### Required action
Lines below that hold the word "find" must be copied in full.

### Source information
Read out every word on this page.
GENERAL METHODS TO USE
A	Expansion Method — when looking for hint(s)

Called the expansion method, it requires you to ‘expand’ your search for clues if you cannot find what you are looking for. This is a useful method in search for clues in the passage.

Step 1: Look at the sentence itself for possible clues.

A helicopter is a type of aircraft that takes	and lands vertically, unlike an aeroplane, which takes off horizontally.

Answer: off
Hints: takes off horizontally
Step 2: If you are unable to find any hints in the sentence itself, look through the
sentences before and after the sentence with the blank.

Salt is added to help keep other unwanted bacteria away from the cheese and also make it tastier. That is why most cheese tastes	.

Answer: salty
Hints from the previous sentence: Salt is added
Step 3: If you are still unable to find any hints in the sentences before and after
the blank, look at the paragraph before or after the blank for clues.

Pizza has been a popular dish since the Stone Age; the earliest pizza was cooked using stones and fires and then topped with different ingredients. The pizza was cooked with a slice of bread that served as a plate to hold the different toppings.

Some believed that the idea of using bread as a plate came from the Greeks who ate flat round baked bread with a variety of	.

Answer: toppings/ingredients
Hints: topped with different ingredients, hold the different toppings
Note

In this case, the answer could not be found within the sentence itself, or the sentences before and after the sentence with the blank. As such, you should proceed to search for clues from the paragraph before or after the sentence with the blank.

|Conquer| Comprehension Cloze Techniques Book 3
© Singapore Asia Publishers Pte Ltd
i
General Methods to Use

### Exercise result
Called the expansion method, it requires you to ‘expand’ your search for clues if you cannot find what you are looking for. This is a useful method in search for clues in the passage.
Step 2: If you are unable to find any hints in the sentence itself, look through the
Step 3: If you are still unable to find any hints in the sentences before and after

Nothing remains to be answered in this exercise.